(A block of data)
---+---

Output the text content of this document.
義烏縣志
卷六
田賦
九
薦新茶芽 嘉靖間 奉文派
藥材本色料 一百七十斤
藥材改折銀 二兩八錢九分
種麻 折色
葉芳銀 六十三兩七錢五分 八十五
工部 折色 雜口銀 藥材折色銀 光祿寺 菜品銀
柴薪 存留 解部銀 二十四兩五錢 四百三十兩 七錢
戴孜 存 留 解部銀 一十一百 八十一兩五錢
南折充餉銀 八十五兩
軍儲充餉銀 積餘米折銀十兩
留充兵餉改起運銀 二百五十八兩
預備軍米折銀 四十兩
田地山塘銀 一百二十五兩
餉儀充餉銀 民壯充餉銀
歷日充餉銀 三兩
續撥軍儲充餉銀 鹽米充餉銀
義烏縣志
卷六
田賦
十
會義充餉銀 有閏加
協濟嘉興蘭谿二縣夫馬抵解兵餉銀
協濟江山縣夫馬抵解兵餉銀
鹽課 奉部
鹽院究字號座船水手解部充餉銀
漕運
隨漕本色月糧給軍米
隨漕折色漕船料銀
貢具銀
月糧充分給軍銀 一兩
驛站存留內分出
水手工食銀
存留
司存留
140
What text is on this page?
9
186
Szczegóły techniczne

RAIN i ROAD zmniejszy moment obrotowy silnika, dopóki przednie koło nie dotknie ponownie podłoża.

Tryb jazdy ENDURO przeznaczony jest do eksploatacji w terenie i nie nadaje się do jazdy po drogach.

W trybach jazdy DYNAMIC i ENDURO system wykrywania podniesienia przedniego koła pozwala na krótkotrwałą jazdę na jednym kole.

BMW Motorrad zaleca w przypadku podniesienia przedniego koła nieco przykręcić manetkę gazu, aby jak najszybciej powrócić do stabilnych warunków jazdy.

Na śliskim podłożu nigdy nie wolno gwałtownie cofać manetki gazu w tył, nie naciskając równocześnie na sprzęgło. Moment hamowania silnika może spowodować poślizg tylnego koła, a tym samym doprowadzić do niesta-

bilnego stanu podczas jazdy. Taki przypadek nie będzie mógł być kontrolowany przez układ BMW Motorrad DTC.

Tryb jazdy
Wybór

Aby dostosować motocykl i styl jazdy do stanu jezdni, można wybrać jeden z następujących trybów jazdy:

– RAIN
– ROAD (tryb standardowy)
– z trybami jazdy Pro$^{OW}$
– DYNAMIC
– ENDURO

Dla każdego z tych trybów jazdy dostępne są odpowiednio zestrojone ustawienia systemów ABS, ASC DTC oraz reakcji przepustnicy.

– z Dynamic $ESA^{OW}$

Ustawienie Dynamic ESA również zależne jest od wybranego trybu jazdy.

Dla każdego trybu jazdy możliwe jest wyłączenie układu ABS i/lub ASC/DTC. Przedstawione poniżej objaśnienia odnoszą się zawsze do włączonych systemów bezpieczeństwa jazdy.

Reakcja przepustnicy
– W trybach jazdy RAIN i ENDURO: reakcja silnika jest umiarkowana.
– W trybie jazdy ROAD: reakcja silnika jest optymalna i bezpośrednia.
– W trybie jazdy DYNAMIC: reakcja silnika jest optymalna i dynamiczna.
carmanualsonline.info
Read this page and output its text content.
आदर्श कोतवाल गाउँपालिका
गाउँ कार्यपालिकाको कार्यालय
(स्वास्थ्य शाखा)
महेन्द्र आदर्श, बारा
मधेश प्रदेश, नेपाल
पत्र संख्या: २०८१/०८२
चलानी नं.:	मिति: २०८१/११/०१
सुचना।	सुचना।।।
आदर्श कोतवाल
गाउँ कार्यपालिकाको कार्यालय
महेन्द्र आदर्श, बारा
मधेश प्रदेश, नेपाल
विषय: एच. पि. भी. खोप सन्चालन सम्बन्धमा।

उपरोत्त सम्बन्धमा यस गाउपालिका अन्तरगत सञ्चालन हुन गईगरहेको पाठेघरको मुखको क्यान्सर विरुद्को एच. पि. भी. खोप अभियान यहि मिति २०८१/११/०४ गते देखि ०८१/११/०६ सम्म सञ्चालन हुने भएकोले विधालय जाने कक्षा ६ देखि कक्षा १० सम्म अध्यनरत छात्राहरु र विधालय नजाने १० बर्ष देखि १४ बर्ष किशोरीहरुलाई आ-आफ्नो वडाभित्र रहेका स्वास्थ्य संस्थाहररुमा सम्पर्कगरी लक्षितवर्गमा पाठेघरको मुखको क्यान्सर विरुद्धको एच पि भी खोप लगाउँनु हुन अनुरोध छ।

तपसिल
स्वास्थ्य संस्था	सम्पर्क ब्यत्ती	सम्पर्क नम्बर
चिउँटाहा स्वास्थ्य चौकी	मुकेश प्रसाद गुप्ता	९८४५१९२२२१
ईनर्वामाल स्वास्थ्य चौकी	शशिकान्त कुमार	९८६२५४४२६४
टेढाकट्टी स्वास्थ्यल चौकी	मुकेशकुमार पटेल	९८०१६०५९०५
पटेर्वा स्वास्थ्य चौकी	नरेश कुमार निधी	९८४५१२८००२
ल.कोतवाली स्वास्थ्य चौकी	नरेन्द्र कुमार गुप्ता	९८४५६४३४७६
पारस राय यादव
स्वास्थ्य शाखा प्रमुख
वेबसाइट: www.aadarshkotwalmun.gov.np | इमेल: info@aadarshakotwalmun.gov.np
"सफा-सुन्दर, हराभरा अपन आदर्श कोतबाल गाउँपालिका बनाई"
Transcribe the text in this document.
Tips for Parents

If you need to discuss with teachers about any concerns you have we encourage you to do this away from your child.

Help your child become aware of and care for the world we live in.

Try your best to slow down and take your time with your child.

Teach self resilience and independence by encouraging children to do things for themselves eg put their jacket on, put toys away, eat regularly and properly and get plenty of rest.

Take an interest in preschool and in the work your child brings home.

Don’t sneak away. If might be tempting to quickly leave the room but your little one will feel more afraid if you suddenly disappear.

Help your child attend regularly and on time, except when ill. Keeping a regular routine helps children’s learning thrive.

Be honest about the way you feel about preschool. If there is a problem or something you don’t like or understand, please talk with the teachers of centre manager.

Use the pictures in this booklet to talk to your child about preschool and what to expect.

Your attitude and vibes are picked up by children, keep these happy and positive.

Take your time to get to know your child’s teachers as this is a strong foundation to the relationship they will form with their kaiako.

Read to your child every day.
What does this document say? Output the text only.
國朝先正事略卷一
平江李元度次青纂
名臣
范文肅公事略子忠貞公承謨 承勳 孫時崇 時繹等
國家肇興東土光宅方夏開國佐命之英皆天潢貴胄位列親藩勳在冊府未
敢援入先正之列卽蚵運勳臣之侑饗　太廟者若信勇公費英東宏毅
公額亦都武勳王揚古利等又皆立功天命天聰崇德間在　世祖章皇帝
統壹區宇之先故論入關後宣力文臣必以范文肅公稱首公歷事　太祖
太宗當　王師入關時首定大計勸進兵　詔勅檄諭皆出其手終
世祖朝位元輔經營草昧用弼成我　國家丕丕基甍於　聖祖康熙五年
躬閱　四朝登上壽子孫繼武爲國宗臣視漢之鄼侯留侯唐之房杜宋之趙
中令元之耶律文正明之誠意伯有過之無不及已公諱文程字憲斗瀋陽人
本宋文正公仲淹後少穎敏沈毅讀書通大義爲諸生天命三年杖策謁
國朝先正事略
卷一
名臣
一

---+---

| Directions |
Repeat the listing exactly, from its first line to its last.

| Final result |
Output the text content of this document.
義烏縣志
卷六
田賦
九
薦新茶芽 嘉靖間 奉文派
藥材本色料 一百七十斤
藥材改折銀 二兩八錢九分
種麻 折色
葉芳銀 六十三兩七錢五分 八十五
工部 折色 雜口銀 藥材折色銀 光祿寺 菜品銀
柴薪 存留 解部銀 二十四兩五錢 四百三十兩 七錢
戴孜 存 留 解部銀 一十一百 八十一兩五錢
南折充餉銀 八十五兩
軍儲充餉銀 積餘米折銀十兩
留充兵餉改起運銀 二百五十八兩
預備軍米折銀 四十兩
田地山塘銀 一百二十五兩
餉儀充餉銀 民壯充餉銀
歷日充餉銀 三兩
續撥軍儲充餉銀 鹽米充餉銀
義烏縣志
卷六
田賦
十
會義充餉銀 有閏加
協濟嘉興蘭谿二縣夫馬抵解兵餉銀
協濟江山縣夫馬抵解兵餉銀
鹽課 奉部
鹽院究字號座船水手解部充餉銀
漕運
隨漕本色月糧給軍米
隨漕折色漕船料銀
貢具銀
月糧充分給軍銀 一兩
驛站存留內分出
水手工食銀
存留
司存留
140
What text is on this page?
9
186
Szczegóły techniczne

RAIN i ROAD zmniejszy moment obrotowy silnika, dopóki przednie koło nie dotknie ponownie podłoża.

Tryb jazdy ENDURO przeznaczony jest do eksploatacji w terenie i nie nadaje się do jazdy po drogach.

W trybach jazdy DYNAMIC i ENDURO system wykrywania podniesienia przedniego koła pozwala na krótkotrwałą jazdę na jednym kole.

BMW Motorrad zaleca w przypadku podniesienia przedniego koła nieco przykręcić manetkę gazu, aby jak najszybciej powrócić do stabilnych warunków jazdy.

Na śliskim podłożu nigdy nie wolno gwałtownie cofać manetki gazu w tył, nie naciskając równocześnie na sprzęgło. Moment hamowania silnika może spowodować poślizg tylnego koła, a tym samym doprowadzić do niesta-

bilnego stanu podczas jazdy. Taki przypadek nie będzie mógł być kontrolowany przez układ BMW Motorrad DTC.

Tryb jazdy
Wybór

Aby dostosować motocykl i styl jazdy do stanu jezdni, można wybrać jeden z następujących trybów jazdy:

– RAIN
– ROAD (tryb standardowy)
– z trybami jazdy Pro$^{OW}$
– DYNAMIC
– ENDURO

Dla każdego z tych trybów jazdy dostępne są odpowiednio zestrojone ustawienia systemów ABS, ASC DTC oraz reakcji przepustnicy.

– z Dynamic $ESA^{OW}$

Ustawienie Dynamic ESA również zależne jest od wybranego trybu jazdy.

Dla każdego trybu jazdy możliwe jest wyłączenie układu ABS i/lub ASC/DTC. Przedstawione poniżej objaśnienia odnoszą się zawsze do włączonych systemów bezpieczeństwa jazdy.

Reakcja przepustnicy
– W trybach jazdy RAIN i ENDURO: reakcja silnika jest umiarkowana.
– W trybie jazdy ROAD: reakcja silnika jest optymalna i bezpośrednia.
– W trybie jazdy DYNAMIC: reakcja silnika jest optymalna i dynamiczna.
carmanualsonline.info
Read this page and output its text content.
आदर्श कोतवाल गाउँपालिका
गाउँ कार्यपालिकाको कार्यालय
(स्वास्थ्य शाखा)
महेन्द्र आदर्श, बारा
मधेश प्रदेश, नेपाल
पत्र संख्या: २०८१/०८२
चलानी नं.:	मिति: २०८१/११/०१
सुचना।	सुचना।।।
आदर्श कोतवाल
गाउँ कार्यपालिकाको कार्यालय
महेन्द्र आदर्श, बारा
मधेश प्रदेश, नेपाल
विषय: एच. पि. भी. खोप सन्चालन सम्बन्धमा।

उपरोत्त सम्बन्धमा यस गाउपालिका अन्तरगत सञ्चालन हुन गईगरहेको पाठेघरको मुखको क्यान्सर विरुद्को एच. पि. भी. खोप अभियान यहि मिति २०८१/११/०४ गते देखि ०८१/११/०६ सम्म सञ्चालन हुने भएकोले विधालय जाने कक्षा ६ देखि कक्षा १० सम्म अध्यनरत छात्राहरु र विधालय नजाने १० बर्ष देखि १४ बर्ष किशोरीहरुलाई आ-आफ्नो वडाभित्र रहेका स्वास्थ्य संस्थाहररुमा सम्पर्कगरी लक्षितवर्गमा पाठेघरको मुखको क्यान्सर विरुद्धको एच पि भी खोप लगाउँनु हुन अनुरोध छ।

तपसिल
स्वास्थ्य संस्था	सम्पर्क ब्यत्ती	सम्पर्क नम्बर
चिउँटाहा स्वास्थ्य चौकी	मुकेश प्रसाद गुप्ता	९८४५१९२२२१
ईनर्वामाल स्वास्थ्य चौकी	शशिकान्त कुमार	९८६२५४४२६४
टेढाकट्टी स्वास्थ्यल चौकी	मुकेशकुमार पटेल	९८०१६०५९०५
पटेर्वा स्वास्थ्य चौकी	नरेश कुमार निधी	९८४५१२८००२
ल.कोतवाली स्वास्थ्य चौकी	नरेन्द्र कुमार गुप्ता	९८४५६४३४७६
पारस राय यादव
स्वास्थ्य शाखा प्रमुख
वेबसाइट: www.aadarshkotwalmun.gov.np | इमेल: info@aadarshakotwalmun.gov.np
"सफा-सुन्दर, हराभरा अपन आदर्श कोतबाल गाउँपालिका बनाई"
Transcribe the text in this document.
Tips for Parents

If you need to discuss with teachers about any concerns you have we encourage you to do this away from your child.

Help your child become aware of and care for the world we live in.

Try your best to slow down and take your time with your child.

Teach self resilience and independence by encouraging children to do things for themselves eg put their jacket on, put toys away, eat regularly and properly and get plenty of rest.

Take an interest in preschool and in the work your child brings home.

Don’t sneak away. If might be tempting to quickly leave the room but your little one will feel more afraid if you suddenly disappear.

Help your child attend regularly and on time, except when ill. Keeping a regular routine helps children’s learning thrive.

Be honest about the way you feel about preschool. If there is a problem or something you don’t like or understand, please talk with the teachers of centre manager.

Use the pictures in this booklet to talk to your child about preschool and what to expect.

Your attitude and vibes are picked up by children, keep these happy and positive.

Take your time to get to know your child’s teachers as this is a strong foundation to the relationship they will form with their kaiako.

Read to your child every day.
What does this document say? Output the text only.
國朝先正事略卷一
平江李元度次青纂
名臣
范文肅公事略子忠貞公承謨 承勳 孫時崇 時繹等
國家肇興東土光宅方夏開國佐命之英皆天潢貴胄位列親藩勳在冊府未
敢援入先正之列卽蚵運勳臣之侑饗　太廟者若信勇公費英東宏毅
公額亦都武勳王揚古利等又皆立功天命天聰崇德間在　世祖章皇帝
統壹區宇之先故論入關後宣力文臣必以范文肅公稱首公歷事　太祖
太宗當　王師入關時首定大計勸進兵　詔勅檄諭皆出其手終
世祖朝位元輔經營草昧用弼成我　國家丕丕基甍於　聖祖康熙五年
躬閱　四朝登上壽子孫繼武爲國宗臣視漢之鄼侯留侯唐之房杜宋之趙
中令元之耶律文正明之誠意伯有過之無不及已公諱文程字憲斗瀋陽人
本宋文正公仲淹後少穎敏沈毅讀書通大義爲諸生天命三年杖策謁
國朝先正事略
卷一
名臣
一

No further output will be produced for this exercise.